→ **What is asked**: Print the listing as it stands, omitting all images.
# start of Data lines
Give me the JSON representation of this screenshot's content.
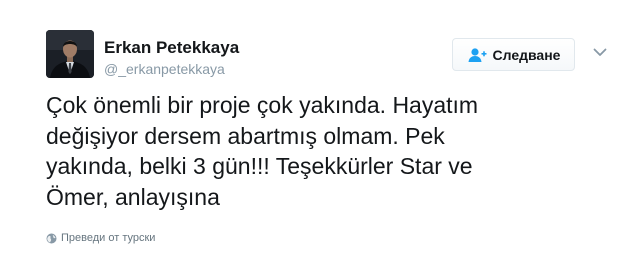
{
  "user": {
    "display_name": "Erkan Petekkaya",
    "screen_name": "@_erkanpetekkaya",
    "avatar_icon": "person-in-suit-avatar"
  },
  "follow": {
    "label": "Следване",
    "icon": "add-user-icon"
  },
  "more_menu": {
    "icon": "chevron-down-icon"
  },
  "tweet": {
    "text": "Çok önemli bir proje çok yakında. Hayatım\ndeğişiyor dersem abartmış olmam. Pek\nyakında, belki 3 gün!!! Teşekkürler Star ve\nÖmer, anlayışına"
  },
  "translate": {
    "label": "Преведи от турски",
    "icon": "globe-icon"
  },
  "colors": {
    "text": "#14171a",
    "secondary": "#8899a6",
    "border": "#e1e8ed",
    "accent": "#1da1f2"
  }
}
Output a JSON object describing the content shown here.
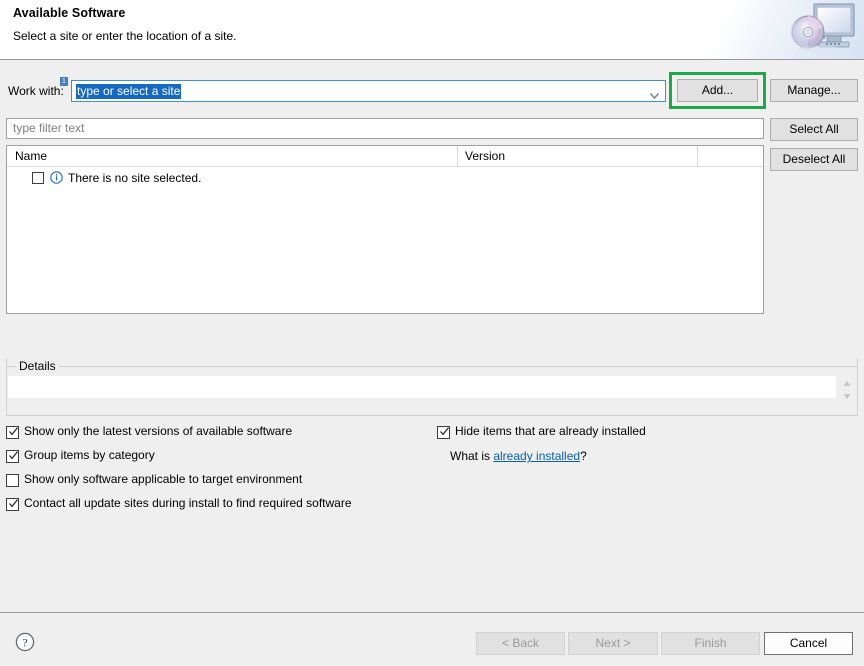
{
  "header": {
    "title": "Available Software",
    "subtitle": "Select a site or enter the location of a site.",
    "icon": "install-disc-monitor-icon"
  },
  "work_with": {
    "label": "Work with:",
    "badge": "1",
    "value": "type or select a site",
    "value_selected": true,
    "dropdown_icon": "chevron-down-icon"
  },
  "site_buttons": {
    "add_label": "Add...",
    "manage_label": "Manage..."
  },
  "annotation": {
    "target": "add-button",
    "color": "#1fa84b"
  },
  "filter": {
    "placeholder": "type filter text",
    "value": ""
  },
  "list_buttons": {
    "select_all_label": "Select All",
    "deselect_all_label": "Deselect All"
  },
  "table": {
    "columns": [
      "Name",
      "Version"
    ],
    "rows": [
      {
        "checked": false,
        "icon": "info-icon",
        "name": "There is no site selected.",
        "version": ""
      }
    ]
  },
  "details": {
    "legend": "Details",
    "text": "",
    "scroll_icon": "scroll-arrows-icon"
  },
  "options": [
    {
      "label": "Show only the latest versions of available software",
      "checked": true
    },
    {
      "label": "Group items by category",
      "checked": true
    },
    {
      "label": "Show only software applicable to target environment",
      "checked": false
    },
    {
      "label": "Contact all update sites during install to find required software",
      "checked": true
    },
    {
      "label": "Hide items that are already installed",
      "checked": true
    }
  ],
  "what_is": {
    "prefix": "What is ",
    "link": "already installed",
    "suffix": "?"
  },
  "wizard_buttons": {
    "help_icon": "help-question-icon",
    "back_label": "< Back",
    "back_enabled": false,
    "next_label": "Next >",
    "next_enabled": false,
    "finish_label": "Finish",
    "finish_enabled": false,
    "cancel_label": "Cancel",
    "cancel_enabled": true
  }
}
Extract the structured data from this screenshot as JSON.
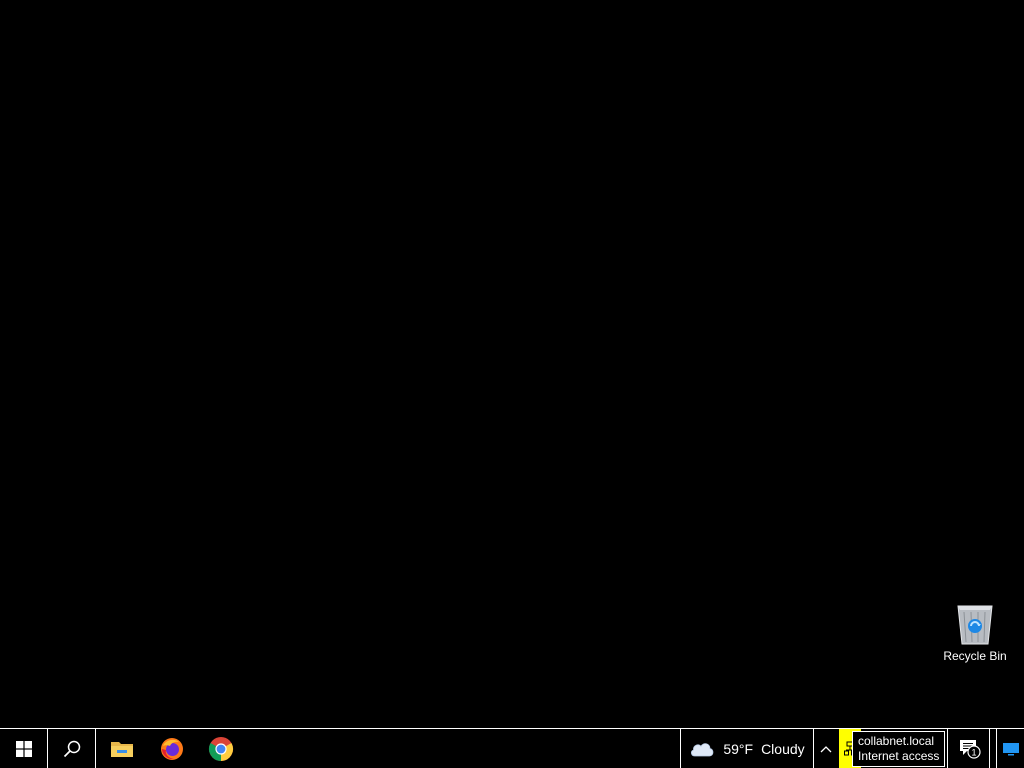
{
  "desktop": {
    "icons": [
      {
        "label": "Recycle Bin",
        "icon": "recycle-bin-icon"
      }
    ]
  },
  "taskbar": {
    "start": {
      "icon": "windows-logo-icon"
    },
    "search": {
      "icon": "search-icon"
    },
    "pinned": [
      {
        "name": "File Explorer",
        "icon": "folder-icon"
      },
      {
        "name": "Firefox",
        "icon": "firefox-icon"
      },
      {
        "name": "Google Chrome",
        "icon": "chrome-icon"
      }
    ],
    "weather": {
      "icon": "cloud-icon",
      "temperature": "59°F",
      "condition": "Cloudy"
    },
    "tray": {
      "chevron_icon": "chevron-up-icon",
      "network_icon": "network-icon",
      "notifications_count": "1"
    }
  },
  "tooltip": {
    "line1": "collabnet.local",
    "line2": "Internet access"
  },
  "colors": {
    "desktop_bg": "#000000",
    "taskbar_bg": "#000000",
    "highlight": "#ffff00",
    "text": "#ffffff"
  }
}
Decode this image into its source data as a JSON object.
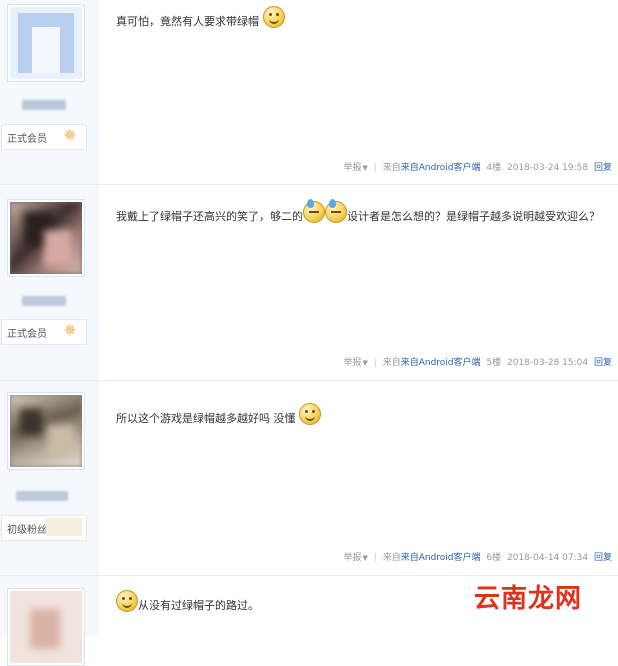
{
  "posts": [
    {
      "rank": "正式会员",
      "text_parts": [
        "真可怕，竟然有人要求带绿帽"
      ],
      "meta": {
        "report": "举报",
        "source": "来自Android客户端",
        "floor": "4楼",
        "time": "2018-03-24 19:58",
        "reply": "回复"
      }
    },
    {
      "rank": "正式会员",
      "text_parts": [
        "我戴上了绿帽子还高兴的笑了，够二的",
        "设计者是怎么想的？是绿帽子越多说明越受欢迎么？"
      ],
      "meta": {
        "report": "举报",
        "source": "来自Android客户端",
        "floor": "5楼",
        "time": "2018-03-28 15:04",
        "reply": "回复"
      }
    },
    {
      "rank": "初级粉丝",
      "text_parts": [
        "所以这个游戏是绿帽越多越好吗 没懂"
      ],
      "meta": {
        "report": "举报",
        "source": "来自Android客户端",
        "floor": "6楼",
        "time": "2018-04-14 07:34",
        "reply": "回复"
      }
    },
    {
      "text_parts": [
        "从没有过绿帽子的路过。"
      ]
    }
  ],
  "watermark": "云南龙网",
  "colors": {
    "link": "#2d64b3",
    "sidebar": "#f5f8fc",
    "meta": "#999999",
    "watermark": "#e0301e"
  },
  "icons": [
    "smiley-emoji",
    "sweat-emoji",
    "rank-badge-icon",
    "dropdown-caret-icon"
  ]
}
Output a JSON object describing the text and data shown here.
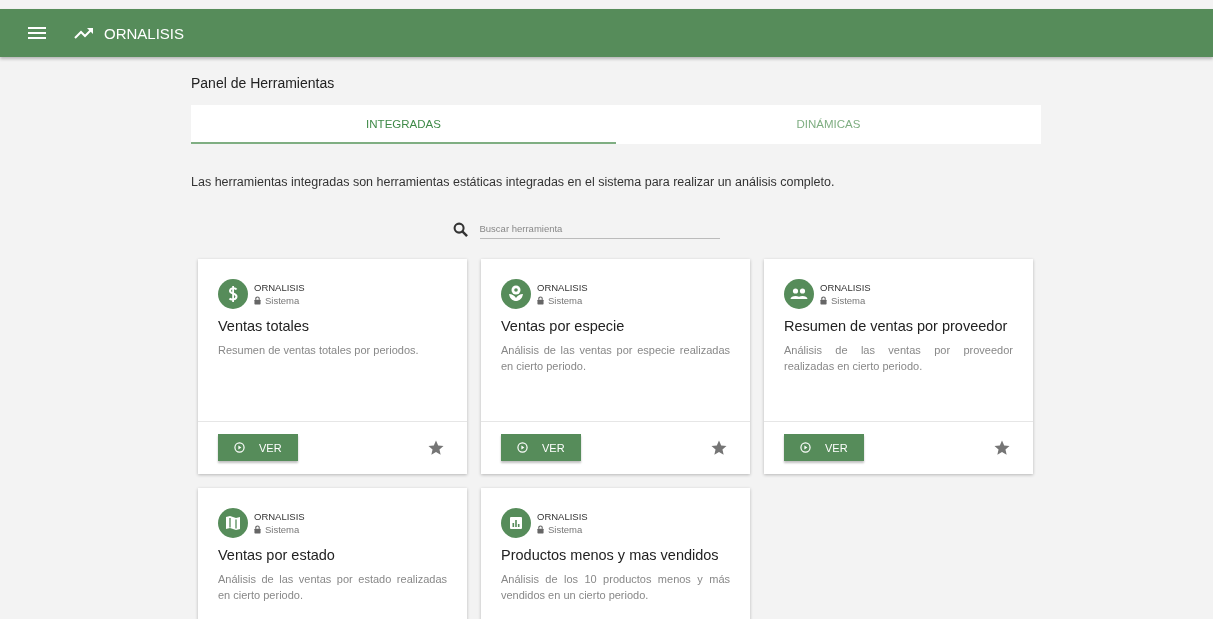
{
  "app_bar": {
    "title": "ORNALISIS"
  },
  "page_title": "Panel de Herramientas",
  "tabs": [
    {
      "label": "INTEGRADAS",
      "selected": true
    },
    {
      "label": "DINÁMICAS",
      "selected": false
    }
  ],
  "intro": "Las herramientas integradas son herramientas estáticas integradas en el sistema para realizar un análisis completo.",
  "search": {
    "placeholder": "Buscar herramienta"
  },
  "cards": [
    {
      "kind": "dollar",
      "owner": "ORNALISIS",
      "visibility": "Sistema",
      "title": "Ventas totales",
      "description": "Resumen de ventas totales por periodos.",
      "button": "VER"
    },
    {
      "kind": "flower",
      "owner": "ORNALISIS",
      "visibility": "Sistema",
      "title": "Ventas por especie",
      "description": "Análisis de las ventas por especie realizadas en cierto periodo.",
      "button": "VER"
    },
    {
      "kind": "people",
      "owner": "ORNALISIS",
      "visibility": "Sistema",
      "title": "Resumen de ventas por proveedor",
      "description": "Análisis de las ventas por proveedor realizadas en cierto periodo.",
      "button": "VER"
    },
    {
      "kind": "map",
      "owner": "ORNALISIS",
      "visibility": "Sistema",
      "title": "Ventas por estado",
      "description": "Análisis de las ventas por estado realizadas en cierto periodo."
    },
    {
      "kind": "chart",
      "owner": "ORNALISIS",
      "visibility": "Sistema",
      "title": "Productos menos y mas vendidos",
      "description": "Análisis de los 10 productos menos y más vendidos en un cierto periodo."
    }
  ]
}
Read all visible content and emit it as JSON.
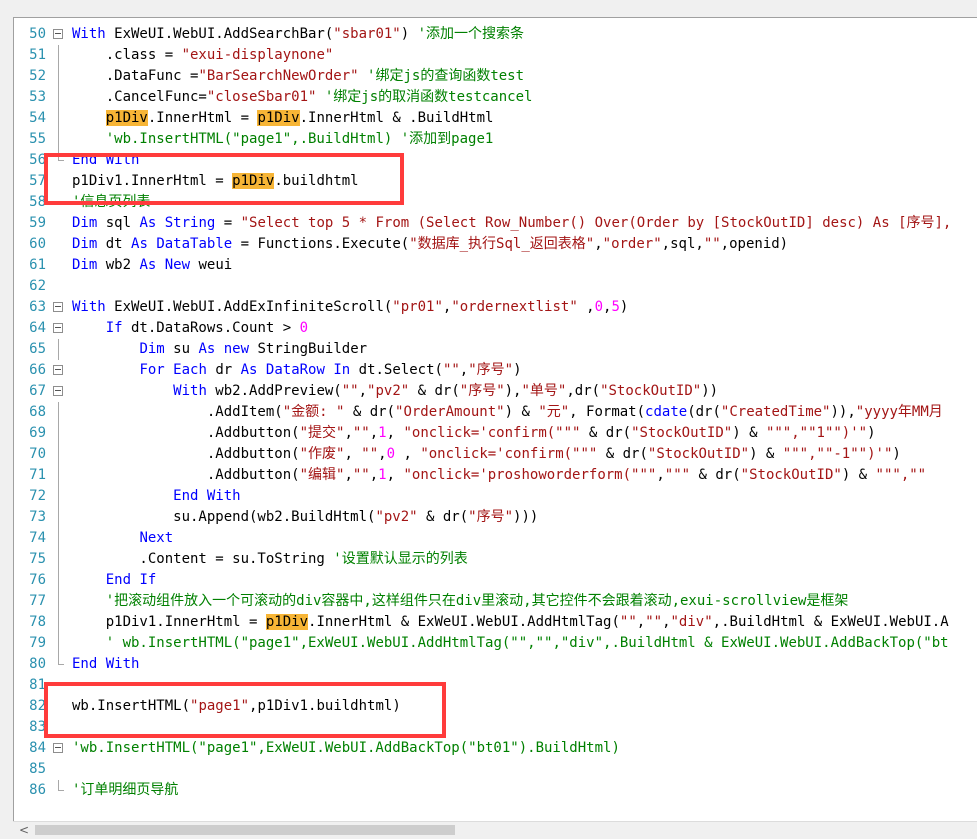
# end of Data lines
→ **Correct result**:
Give me the JSON representation of this screenshot's content.
{
  "user": {
    "display_name": "Erkan Petekkaya",
    "screen_name": "@_erkanpetekkaya",
    "avatar_icon": "person-in-suit-avatar"
  },
  "follow": {
    "label": "Следване",
    "icon": "add-user-icon"
  },
  "more_menu": {
    "icon": "chevron-down-icon"
  },
  "tweet": {
    "text": "Çok önemli bir proje çok yakında. Hayatım\ndeğişiyor dersem abartmış olmam. Pek\nyakında, belki 3 gün!!! Teşekkürler Star ve\nÖmer, anlayışına"
  },
  "translate": {
    "label": "Преведи от турски",
    "icon": "globe-icon"
  },
  "colors": {
    "text": "#14171a",
    "secondary": "#8899a6",
    "border": "#e1e8ed",
    "accent": "#1da1f2"
  }
}
Output a JSON object describing the content shown here.
{
  "header": {
    "title": "Available Software",
    "subtitle": "Select a site or enter the location of a site.",
    "icon": "install-disc-monitor-icon"
  },
  "work_with": {
    "label": "Work with:",
    "badge": "1",
    "value": "type or select a site",
    "value_selected": true,
    "dropdown_icon": "chevron-down-icon"
  },
  "site_buttons": {
    "add_label": "Add...",
    "manage_label": "Manage..."
  },
  "annotation": {
    "target": "add-button",
    "color": "#1fa84b"
  },
  "filter": {
    "placeholder": "type filter text",
    "value": ""
  },
  "list_buttons": {
    "select_all_label": "Select All",
    "deselect_all_label": "Deselect All"
  },
  "table": {
    "columns": [
      "Name",
      "Version"
    ],
    "rows": [
      {
        "checked": false,
        "icon": "info-icon",
        "name": "There is no site selected.",
        "version": ""
      }
    ]
  },
  "details": {
    "legend": "Details",
    "text": "",
    "scroll_icon": "scroll-arrows-icon"
  },
  "options": [
    {
      "label": "Show only the latest versions of available software",
      "checked": true
    },
    {
      "label": "Group items by category",
      "checked": true
    },
    {
      "label": "Show only software applicable to target environment",
      "checked": false
    },
    {
      "label": "Contact all update sites during install to find required software",
      "checked": true
    },
    {
      "label": "Hide items that are already installed",
      "checked": true
    }
  ],
  "what_is": {
    "prefix": "What is ",
    "link": "already installed",
    "suffix": "?"
  },
  "wizard_buttons": {
    "help_icon": "help-question-icon",
    "back_label": "< Back",
    "back_enabled": false,
    "next_label": "Next >",
    "next_enabled": false,
    "finish_label": "Finish",
    "finish_enabled": false,
    "cancel_label": "Cancel",
    "cancel_enabled": true
  }
}
Extract the structured data from this screenshot as JSON.
{
  "desktop": {
    "icons": [
      {
        "label": "Recycle Bin",
        "icon": "recycle-bin-icon"
      }
    ]
  },
  "taskbar": {
    "start": {
      "icon": "windows-logo-icon"
    },
    "search": {
      "icon": "search-icon"
    },
    "pinned": [
      {
        "name": "File Explorer",
        "icon": "folder-icon"
      },
      {
        "name": "Firefox",
        "icon": "firefox-icon"
      },
      {
        "name": "Google Chrome",
        "icon": "chrome-icon"
      }
    ],
    "weather": {
      "icon": "cloud-icon",
      "temperature": "59°F",
      "condition": "Cloudy"
    },
    "tray": {
      "chevron_icon": "chevron-up-icon",
      "network_icon": "network-icon",
      "notifications_count": "1"
    }
  },
  "tooltip": {
    "line1": "collabnet.local",
    "line2": "Internet access"
  },
  "colors": {
    "desktop_bg": "#000000",
    "taskbar_bg": "#000000",
    "highlight": "#ffff00",
    "text": "#ffffff"
  }
}
Decode this image into its source data as a JSON object.
{
  "posts": [
    {
      "rank": "正式会员",
      "text_parts": [
        "真可怕，竟然有人要求带绿帽"
      ],
      "meta": {
        "report": "举报",
        "source": "来自Android客户端",
        "floor": "4楼",
        "time": "2018-03-24 19:58",
        "reply": "回复"
      }
    },
    {
      "rank": "正式会员",
      "text_parts": [
        "我戴上了绿帽子还高兴的笑了，够二的",
        "设计者是怎么想的？是绿帽子越多说明越受欢迎么？"
      ],
      "meta": {
        "report": "举报",
        "source": "来自Android客户端",
        "floor": "5楼",
        "time": "2018-03-28 15:04",
        "reply": "回复"
      }
    },
    {
      "rank": "初级粉丝",
      "text_parts": [
        "所以这个游戏是绿帽越多越好吗 没懂"
      ],
      "meta": {
        "report": "举报",
        "source": "来自Android客户端",
        "floor": "6楼",
        "time": "2018-04-14 07:34",
        "reply": "回复"
      }
    },
    {
      "text_parts": [
        "从没有过绿帽子的路过。"
      ]
    }
  ],
  "watermark": "云南龙网",
  "colors": {
    "link": "#2d64b3",
    "sidebar": "#f5f8fc",
    "meta": "#999999",
    "watermark": "#e0301e"
  },
  "icons": [
    "smiley-emoji",
    "sweat-emoji",
    "rank-badge-icon",
    "dropdown-caret-icon"
  ]
}
Output a JSON object describing the text and data shown here.
{
  "app_bar": {
    "title": "ORNALISIS"
  },
  "page_title": "Panel de Herramientas",
  "tabs": [
    {
      "label": "INTEGRADAS",
      "selected": true
    },
    {
      "label": "DINÁMICAS",
      "selected": false
    }
  ],
  "intro": "Las herramientas integradas son herramientas estáticas integradas en el sistema para realizar un análisis completo.",
  "search": {
    "placeholder": "Buscar herramienta"
  },
  "cards": [
    {
      "kind": "dollar",
      "owner": "ORNALISIS",
      "visibility": "Sistema",
      "title": "Ventas totales",
      "description": "Resumen de ventas totales por periodos.",
      "button": "VER"
    },
    {
      "kind": "flower",
      "owner": "ORNALISIS",
      "visibility": "Sistema",
      "title": "Ventas por especie",
      "description": "Análisis de las ventas por especie realizadas en cierto periodo.",
      "button": "VER"
    },
    {
      "kind": "people",
      "owner": "ORNALISIS",
      "visibility": "Sistema",
      "title": "Resumen de ventas por proveedor",
      "description": "Análisis de las ventas por proveedor realizadas en cierto periodo.",
      "button": "VER"
    },
    {
      "kind": "map",
      "owner": "ORNALISIS",
      "visibility": "Sistema",
      "title": "Ventas por estado",
      "description": "Análisis de las ventas por estado realizadas en cierto periodo."
    },
    {
      "kind": "chart",
      "owner": "ORNALISIS",
      "visibility": "Sistema",
      "title": "Productos menos y mas vendidos",
      "description": "Análisis de los 10 productos menos y más vendidos en un cierto periodo."
    }
  ]
}
Read all visible content and emit it as JSON.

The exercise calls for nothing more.